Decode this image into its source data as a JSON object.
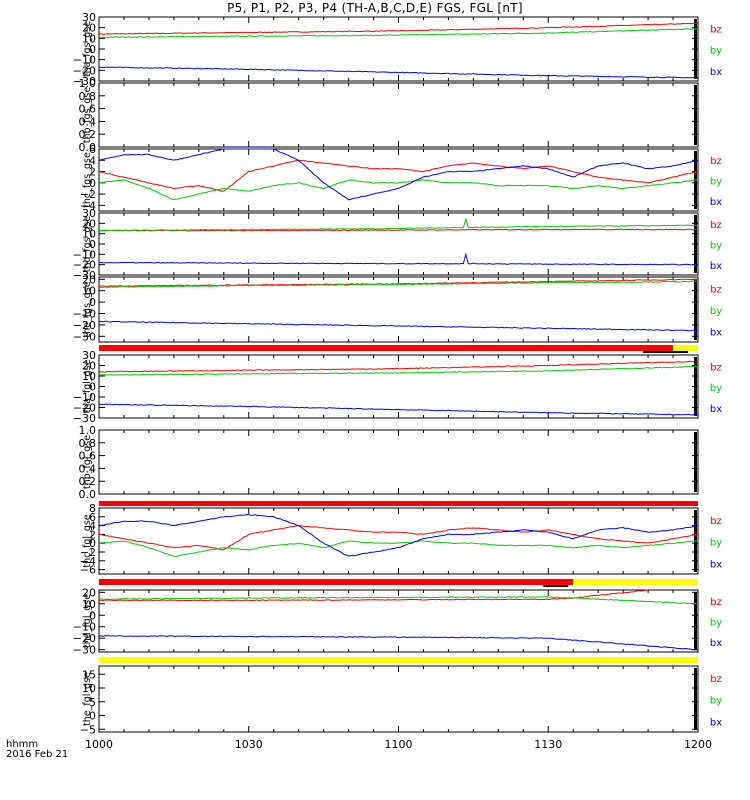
{
  "title": "P5, P1, P2, P3, P4 (TH-A,B,C,D,E) FGS, FGL [nT]",
  "footer": {
    "time_unit": "hhmm",
    "date": "2016 Feb 21"
  },
  "colors": {
    "bz": "#ff0000",
    "by": "#00cc00",
    "bx": "#0000ff",
    "bar_red": "#ff0000",
    "bar_yellow": "#ffff00",
    "bar_black": "#000000"
  },
  "chart_data": {
    "type": "line",
    "x_axis": {
      "range": [
        "1000",
        "1200"
      ],
      "tick_labels": [
        "1000",
        "1030",
        "1100",
        "1130",
        "1200"
      ]
    },
    "panels": [
      {
        "ylabel": "tha_fgs_gse",
        "ylim": [
          -30,
          30
        ],
        "yticks": [
          "30",
          "20",
          "10",
          "0",
          "−10",
          "−20",
          "−30"
        ],
        "legend": [
          "bz",
          "by",
          "bx"
        ],
        "series": [
          {
            "name": "bz",
            "x": [
              1000,
              1030,
              1100,
              1130,
              1200
            ],
            "y": [
              14,
              15.5,
              17,
              20,
              24
            ]
          },
          {
            "name": "by",
            "x": [
              1000,
              1030,
              1100,
              1130,
              1200
            ],
            "y": [
              11,
              12,
              13,
              15,
              19
            ]
          },
          {
            "name": "bx",
            "x": [
              1000,
              1030,
              1100,
              1130,
              1200
            ],
            "y": [
              -17,
              -19,
              -22,
              -25,
              -27
            ]
          }
        ]
      },
      {
        "ylabel": "thb_fgs_gse",
        "ylim": [
          0,
          1
        ],
        "yticks": [
          "1.0",
          "0.8",
          "0.6",
          "0.4",
          "0.2",
          "0.0"
        ],
        "legend": [],
        "series": []
      },
      {
        "ylabel": "thc_fgs_gse",
        "ylim": [
          -5,
          6
        ],
        "yticks": [
          "6",
          "4",
          "2",
          "0",
          "−2",
          "−4"
        ],
        "legend": [
          "bz",
          "by",
          "bx"
        ],
        "series": [
          {
            "name": "bz",
            "x": [
              1000,
              1005,
              1010,
              1015,
              1020,
              1025,
              1030,
              1035,
              1040,
              1045,
              1050,
              1055,
              1100,
              1105,
              1110,
              1115,
              1120,
              1125,
              1130,
              1135,
              1140,
              1145,
              1150,
              1155,
              1200
            ],
            "y": [
              2,
              1,
              0,
              -1,
              -0.5,
              -1.5,
              2,
              3,
              4,
              3.5,
              3,
              2.5,
              2.5,
              2,
              3,
              3.5,
              3,
              2.5,
              3,
              2,
              1,
              0.5,
              0,
              1,
              2
            ]
          },
          {
            "name": "by",
            "x": [
              1000,
              1005,
              1010,
              1015,
              1020,
              1025,
              1030,
              1035,
              1040,
              1045,
              1050,
              1055,
              1100,
              1105,
              1110,
              1115,
              1120,
              1125,
              1130,
              1135,
              1140,
              1145,
              1150,
              1155,
              1200
            ],
            "y": [
              0,
              0.5,
              -1,
              -3,
              -2,
              -1,
              -1.5,
              -0.5,
              0,
              -1,
              0.5,
              0,
              0,
              0.5,
              0,
              0,
              -0.5,
              -0.5,
              -0.5,
              -1,
              -0.5,
              -1,
              -0.5,
              0,
              0.5
            ]
          },
          {
            "name": "bx",
            "x": [
              1000,
              1005,
              1010,
              1015,
              1020,
              1025,
              1030,
              1035,
              1040,
              1045,
              1050,
              1055,
              1100,
              1105,
              1110,
              1115,
              1120,
              1125,
              1130,
              1135,
              1140,
              1145,
              1150,
              1155,
              1200
            ],
            "y": [
              4,
              5,
              5,
              4,
              5,
              6,
              6.5,
              6,
              4,
              0,
              -3,
              -2,
              -1,
              1,
              2,
              2,
              2.5,
              3,
              2.5,
              1,
              3,
              3.5,
              2.5,
              3,
              4
            ]
          }
        ]
      },
      {
        "ylabel": "thd_fgs_gse",
        "ylim": [
          -30,
          30
        ],
        "yticks": [
          "30",
          "20",
          "10",
          "0",
          "−10",
          "−20",
          "−30"
        ],
        "legend": [
          "bz",
          "by",
          "bx"
        ],
        "series": [
          {
            "name": "bz",
            "x": [
              1000,
              1030,
              1100,
              1130,
              1200
            ],
            "y": [
              13,
              13,
              13.5,
              14,
              14
            ]
          },
          {
            "name": "by",
            "x": [
              1000,
              1030,
              1100,
              1113,
              1113.5,
              1114,
              1130,
              1200
            ],
            "y": [
              13,
              14,
              15,
              16,
              24,
              16,
              17,
              18
            ]
          },
          {
            "name": "bx",
            "x": [
              1000,
              1030,
              1100,
              1113,
              1113.5,
              1114,
              1130,
              1200
            ],
            "y": [
              -18,
              -18.5,
              -19,
              -19,
              -10,
              -19,
              -19.5,
              -20
            ]
          }
        ]
      },
      {
        "ylabel": "the_fgs_gse",
        "ylim": [
          -35,
          22
        ],
        "yticks": [
          "20",
          "10",
          "0",
          "−10",
          "−20",
          "−30"
        ],
        "legend": [
          "bz",
          "by",
          "bx"
        ],
        "series": [
          {
            "name": "bz",
            "x": [
              1000,
              1030,
              1100,
              1130,
              1200
            ],
            "y": [
              14,
              15,
              16,
              18,
              20
            ]
          },
          {
            "name": "by",
            "x": [
              1000,
              1030,
              1100,
              1130,
              1200
            ],
            "y": [
              13,
              14.5,
              15.5,
              17,
              18
            ]
          },
          {
            "name": "bx",
            "x": [
              1000,
              1030,
              1100,
              1130,
              1200
            ],
            "y": [
              -17,
              -19,
              -21,
              -23,
              -25
            ]
          }
        ]
      },
      {
        "ylabel": "tha_fgl_gse",
        "ylim": [
          -30,
          30
        ],
        "yticks": [
          "30",
          "20",
          "10",
          "0",
          "−10",
          "−20",
          "−30"
        ],
        "legend": [
          "bz",
          "by",
          "bx"
        ],
        "series": [
          {
            "name": "bz",
            "x": [
              1000,
              1030,
              1100,
              1130,
              1200
            ],
            "y": [
              14,
              15.5,
              17,
              20,
              24
            ]
          },
          {
            "name": "by",
            "x": [
              1000,
              1030,
              1100,
              1130,
              1200
            ],
            "y": [
              11,
              12,
              13,
              15,
              19
            ]
          },
          {
            "name": "bx",
            "x": [
              1000,
              1030,
              1100,
              1130,
              1200
            ],
            "y": [
              -17,
              -19,
              -22,
              -25,
              -27
            ]
          }
        ]
      },
      {
        "ylabel": "thb_fgl_gse",
        "ylim": [
          0,
          1
        ],
        "yticks": [
          "1.0",
          "0.8",
          "0.6",
          "0.4",
          "0.2",
          "0.0"
        ],
        "legend": [],
        "series": []
      },
      {
        "ylabel": "thc_fgl_gse",
        "ylim": [
          -7,
          8
        ],
        "yticks": [
          "8",
          "6",
          "4",
          "2",
          "0",
          "−2",
          "−4",
          "−6"
        ],
        "legend": [
          "bz",
          "by",
          "bx"
        ],
        "series": [
          {
            "name": "bz",
            "x": [
              1000,
              1005,
              1010,
              1015,
              1020,
              1025,
              1030,
              1035,
              1040,
              1045,
              1050,
              1055,
              1100,
              1105,
              1110,
              1115,
              1120,
              1125,
              1130,
              1135,
              1140,
              1145,
              1150,
              1155,
              1200
            ],
            "y": [
              2,
              1,
              0,
              -1,
              -0.5,
              -1.5,
              2,
              3,
              4,
              3.5,
              3,
              2.5,
              2.5,
              2,
              3,
              3.5,
              3,
              2.5,
              3,
              2,
              1,
              0.5,
              0,
              1,
              2
            ]
          },
          {
            "name": "by",
            "x": [
              1000,
              1005,
              1010,
              1015,
              1020,
              1025,
              1030,
              1035,
              1040,
              1045,
              1050,
              1055,
              1100,
              1105,
              1110,
              1115,
              1120,
              1125,
              1130,
              1135,
              1140,
              1145,
              1150,
              1155,
              1200
            ],
            "y": [
              0,
              0.5,
              -1,
              -3,
              -2,
              -1,
              -1.5,
              -0.5,
              0,
              -1,
              0.5,
              0,
              0,
              0.5,
              0,
              0,
              -0.5,
              -0.5,
              -0.5,
              -1,
              -0.5,
              -1,
              -0.5,
              0,
              0.5
            ]
          },
          {
            "name": "bx",
            "x": [
              1000,
              1005,
              1010,
              1015,
              1020,
              1025,
              1030,
              1035,
              1040,
              1045,
              1050,
              1055,
              1100,
              1105,
              1110,
              1115,
              1120,
              1125,
              1130,
              1135,
              1140,
              1145,
              1150,
              1155,
              1200
            ],
            "y": [
              4,
              5,
              5,
              4,
              5,
              6,
              6.5,
              6,
              4,
              0,
              -3,
              -2,
              -1,
              1,
              2,
              2,
              2.5,
              3,
              2.5,
              1,
              3,
              3.5,
              2.5,
              3,
              4
            ]
          }
        ]
      },
      {
        "ylabel": "thd_fgl_gse",
        "ylim": [
          -32,
          22
        ],
        "yticks": [
          "20",
          "10",
          "0",
          "−10",
          "−20",
          "−30"
        ],
        "legend": [
          "bz",
          "by",
          "bx"
        ],
        "series": [
          {
            "name": "bz",
            "x": [
              1000,
              1030,
              1100,
              1130,
              1135,
              1150
            ],
            "y": [
              13,
              13,
              13.5,
              14,
              15,
              22
            ]
          },
          {
            "name": "by",
            "x": [
              1000,
              1030,
              1100,
              1130,
              1200
            ],
            "y": [
              14,
              15,
              15.5,
              16,
              10
            ]
          },
          {
            "name": "bx",
            "x": [
              1000,
              1030,
              1100,
              1130,
              1200
            ],
            "y": [
              -18,
              -18.5,
              -19,
              -20,
              -30
            ]
          }
        ]
      },
      {
        "ylabel": "the_fgl_gse",
        "ylim": [
          -6,
          18
        ],
        "yticks": [
          "15",
          "10",
          "5",
          "0",
          "−5"
        ],
        "legend": [
          "bz",
          "by",
          "bx"
        ],
        "series": []
      }
    ],
    "status_bars": [
      {
        "after_panel": 4,
        "segments": [
          {
            "from": 1000,
            "to": 1155,
            "color": "bar_red"
          },
          {
            "from": 1155,
            "to": 1200,
            "color": "bar_yellow"
          }
        ],
        "marker": {
          "from": 1149,
          "to": 1158
        }
      },
      {
        "after_panel": 6,
        "segments": [
          {
            "from": 1000,
            "to": 1200,
            "color": "bar_red"
          }
        ]
      },
      {
        "after_panel": 7,
        "segments": [
          {
            "from": 1000,
            "to": 1135,
            "color": "bar_red"
          },
          {
            "from": 1135,
            "to": 1200,
            "color": "bar_yellow"
          }
        ],
        "marker": {
          "from": 1129,
          "to": 1134
        }
      },
      {
        "after_panel": 8,
        "segments": [
          {
            "from": 1000,
            "to": 1200,
            "color": "bar_yellow"
          }
        ]
      }
    ]
  }
}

§ §

WORK TO COMPLETE
Look through the listing above and count the lines where the string "ylabel" appears. Report the number only.

EXERCISE ANSWER
10